*DATASET EXTRACT*.

(begin)

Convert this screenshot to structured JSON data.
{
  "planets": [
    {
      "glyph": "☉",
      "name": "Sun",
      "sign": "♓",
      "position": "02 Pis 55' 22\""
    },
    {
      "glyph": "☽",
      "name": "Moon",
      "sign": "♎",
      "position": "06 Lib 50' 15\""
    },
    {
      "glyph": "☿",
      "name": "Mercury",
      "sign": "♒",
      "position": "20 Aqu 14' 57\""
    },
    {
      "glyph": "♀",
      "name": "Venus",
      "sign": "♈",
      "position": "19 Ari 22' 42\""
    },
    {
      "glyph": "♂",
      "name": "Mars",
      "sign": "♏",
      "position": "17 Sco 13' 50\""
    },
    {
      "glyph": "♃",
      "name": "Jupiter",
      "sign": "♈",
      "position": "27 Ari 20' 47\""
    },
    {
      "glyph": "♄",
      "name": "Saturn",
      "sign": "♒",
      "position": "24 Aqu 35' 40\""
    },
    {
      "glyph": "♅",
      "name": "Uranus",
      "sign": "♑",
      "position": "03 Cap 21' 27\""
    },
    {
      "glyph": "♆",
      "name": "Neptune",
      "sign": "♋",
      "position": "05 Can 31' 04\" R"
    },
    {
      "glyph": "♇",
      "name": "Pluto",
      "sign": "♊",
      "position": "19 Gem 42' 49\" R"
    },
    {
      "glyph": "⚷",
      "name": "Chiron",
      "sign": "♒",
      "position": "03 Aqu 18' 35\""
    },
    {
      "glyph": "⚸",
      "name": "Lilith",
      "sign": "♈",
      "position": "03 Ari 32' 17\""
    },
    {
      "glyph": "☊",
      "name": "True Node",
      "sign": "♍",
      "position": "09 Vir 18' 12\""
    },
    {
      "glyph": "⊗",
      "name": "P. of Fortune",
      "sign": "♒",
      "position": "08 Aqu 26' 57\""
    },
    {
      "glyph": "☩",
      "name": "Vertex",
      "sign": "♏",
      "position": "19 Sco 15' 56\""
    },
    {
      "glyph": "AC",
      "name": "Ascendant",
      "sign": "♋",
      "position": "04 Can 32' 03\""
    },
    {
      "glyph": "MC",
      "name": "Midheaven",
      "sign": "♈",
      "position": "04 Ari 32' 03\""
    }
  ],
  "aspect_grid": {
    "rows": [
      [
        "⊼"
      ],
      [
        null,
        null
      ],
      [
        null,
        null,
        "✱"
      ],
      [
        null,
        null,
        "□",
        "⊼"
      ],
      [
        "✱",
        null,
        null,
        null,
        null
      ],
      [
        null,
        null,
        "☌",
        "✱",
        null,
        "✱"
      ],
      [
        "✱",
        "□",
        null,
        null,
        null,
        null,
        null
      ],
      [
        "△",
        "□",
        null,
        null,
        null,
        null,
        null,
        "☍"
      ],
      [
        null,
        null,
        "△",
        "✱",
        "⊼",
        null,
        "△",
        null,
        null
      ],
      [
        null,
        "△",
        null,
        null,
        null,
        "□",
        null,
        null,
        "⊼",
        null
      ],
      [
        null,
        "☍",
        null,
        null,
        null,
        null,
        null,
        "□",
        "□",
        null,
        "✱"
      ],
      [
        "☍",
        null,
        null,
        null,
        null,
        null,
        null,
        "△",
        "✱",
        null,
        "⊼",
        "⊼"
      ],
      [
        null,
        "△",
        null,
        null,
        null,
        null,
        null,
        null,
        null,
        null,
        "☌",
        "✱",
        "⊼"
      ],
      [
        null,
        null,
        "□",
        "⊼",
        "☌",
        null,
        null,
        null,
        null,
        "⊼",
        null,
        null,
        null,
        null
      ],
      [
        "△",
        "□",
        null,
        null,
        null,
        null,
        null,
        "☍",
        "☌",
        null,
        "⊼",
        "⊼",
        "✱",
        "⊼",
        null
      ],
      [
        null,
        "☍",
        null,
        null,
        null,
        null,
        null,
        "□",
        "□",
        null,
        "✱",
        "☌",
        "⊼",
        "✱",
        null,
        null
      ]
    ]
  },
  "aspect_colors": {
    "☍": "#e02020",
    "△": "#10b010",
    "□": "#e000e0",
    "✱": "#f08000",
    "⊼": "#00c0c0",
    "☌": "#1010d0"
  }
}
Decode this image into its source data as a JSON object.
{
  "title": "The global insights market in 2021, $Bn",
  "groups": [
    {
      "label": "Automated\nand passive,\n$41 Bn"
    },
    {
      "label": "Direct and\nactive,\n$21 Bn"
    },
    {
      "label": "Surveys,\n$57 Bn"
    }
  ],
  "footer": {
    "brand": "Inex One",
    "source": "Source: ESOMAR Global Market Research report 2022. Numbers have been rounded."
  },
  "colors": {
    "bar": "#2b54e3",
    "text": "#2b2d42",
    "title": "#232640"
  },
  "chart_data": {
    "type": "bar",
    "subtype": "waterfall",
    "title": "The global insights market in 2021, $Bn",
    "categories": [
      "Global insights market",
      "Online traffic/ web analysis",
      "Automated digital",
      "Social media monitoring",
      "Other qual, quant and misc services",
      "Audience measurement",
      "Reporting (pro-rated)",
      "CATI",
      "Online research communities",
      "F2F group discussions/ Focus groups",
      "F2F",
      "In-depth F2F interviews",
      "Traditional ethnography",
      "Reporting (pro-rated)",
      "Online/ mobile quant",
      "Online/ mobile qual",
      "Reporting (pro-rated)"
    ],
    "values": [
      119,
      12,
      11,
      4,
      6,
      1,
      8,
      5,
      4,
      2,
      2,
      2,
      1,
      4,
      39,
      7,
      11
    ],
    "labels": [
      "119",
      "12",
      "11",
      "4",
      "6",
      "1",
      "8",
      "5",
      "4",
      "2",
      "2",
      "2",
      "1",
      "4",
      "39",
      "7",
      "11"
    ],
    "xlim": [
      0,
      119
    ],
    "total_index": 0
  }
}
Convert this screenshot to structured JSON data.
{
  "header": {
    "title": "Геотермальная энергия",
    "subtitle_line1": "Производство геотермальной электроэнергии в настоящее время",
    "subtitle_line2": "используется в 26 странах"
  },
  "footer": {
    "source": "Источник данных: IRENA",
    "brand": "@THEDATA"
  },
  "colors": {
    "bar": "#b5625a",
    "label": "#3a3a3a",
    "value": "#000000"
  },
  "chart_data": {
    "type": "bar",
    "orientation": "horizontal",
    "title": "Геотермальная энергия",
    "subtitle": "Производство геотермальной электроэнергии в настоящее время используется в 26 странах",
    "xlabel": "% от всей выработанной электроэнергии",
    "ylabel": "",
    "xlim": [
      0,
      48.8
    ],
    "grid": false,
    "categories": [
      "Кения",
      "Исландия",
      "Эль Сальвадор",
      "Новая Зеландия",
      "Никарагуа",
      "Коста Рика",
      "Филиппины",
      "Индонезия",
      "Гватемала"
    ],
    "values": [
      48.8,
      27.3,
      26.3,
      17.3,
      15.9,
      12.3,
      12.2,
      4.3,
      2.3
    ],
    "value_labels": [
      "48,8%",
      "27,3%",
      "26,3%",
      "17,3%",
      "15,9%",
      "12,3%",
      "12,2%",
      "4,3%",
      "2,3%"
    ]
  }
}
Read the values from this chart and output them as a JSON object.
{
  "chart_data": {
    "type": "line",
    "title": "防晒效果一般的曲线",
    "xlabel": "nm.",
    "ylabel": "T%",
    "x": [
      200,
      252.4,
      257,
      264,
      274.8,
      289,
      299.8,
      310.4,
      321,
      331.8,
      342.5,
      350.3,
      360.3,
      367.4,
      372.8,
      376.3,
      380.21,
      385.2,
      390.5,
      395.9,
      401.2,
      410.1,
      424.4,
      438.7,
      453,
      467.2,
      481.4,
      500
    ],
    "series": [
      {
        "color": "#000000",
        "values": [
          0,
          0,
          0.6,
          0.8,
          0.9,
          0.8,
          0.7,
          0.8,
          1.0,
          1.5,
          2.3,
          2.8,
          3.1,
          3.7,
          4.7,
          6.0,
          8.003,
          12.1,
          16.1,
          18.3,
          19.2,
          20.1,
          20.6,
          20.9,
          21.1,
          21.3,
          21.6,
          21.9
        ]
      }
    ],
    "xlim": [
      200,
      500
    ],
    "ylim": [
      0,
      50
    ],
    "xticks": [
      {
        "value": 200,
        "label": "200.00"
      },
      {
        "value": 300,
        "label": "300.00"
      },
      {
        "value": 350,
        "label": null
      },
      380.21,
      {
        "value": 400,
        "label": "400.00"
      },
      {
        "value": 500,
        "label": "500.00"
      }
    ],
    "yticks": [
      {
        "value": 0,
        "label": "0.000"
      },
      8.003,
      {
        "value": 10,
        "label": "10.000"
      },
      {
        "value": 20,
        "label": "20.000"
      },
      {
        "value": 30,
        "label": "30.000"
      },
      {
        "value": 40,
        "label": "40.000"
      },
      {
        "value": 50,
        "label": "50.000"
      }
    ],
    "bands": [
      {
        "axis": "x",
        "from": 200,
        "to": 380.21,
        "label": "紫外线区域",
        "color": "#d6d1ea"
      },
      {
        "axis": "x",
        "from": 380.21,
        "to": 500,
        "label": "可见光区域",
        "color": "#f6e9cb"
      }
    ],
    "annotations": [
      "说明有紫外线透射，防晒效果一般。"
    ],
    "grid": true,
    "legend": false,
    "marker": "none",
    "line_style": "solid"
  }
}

(end)

*WHAT YOU ARE ASKED TO DO*. Using the material above, report each line where "mobile" occurs.

*FULL SOLUTION*.
      "Online/ mobile quant",
      "Online/ mobile qual",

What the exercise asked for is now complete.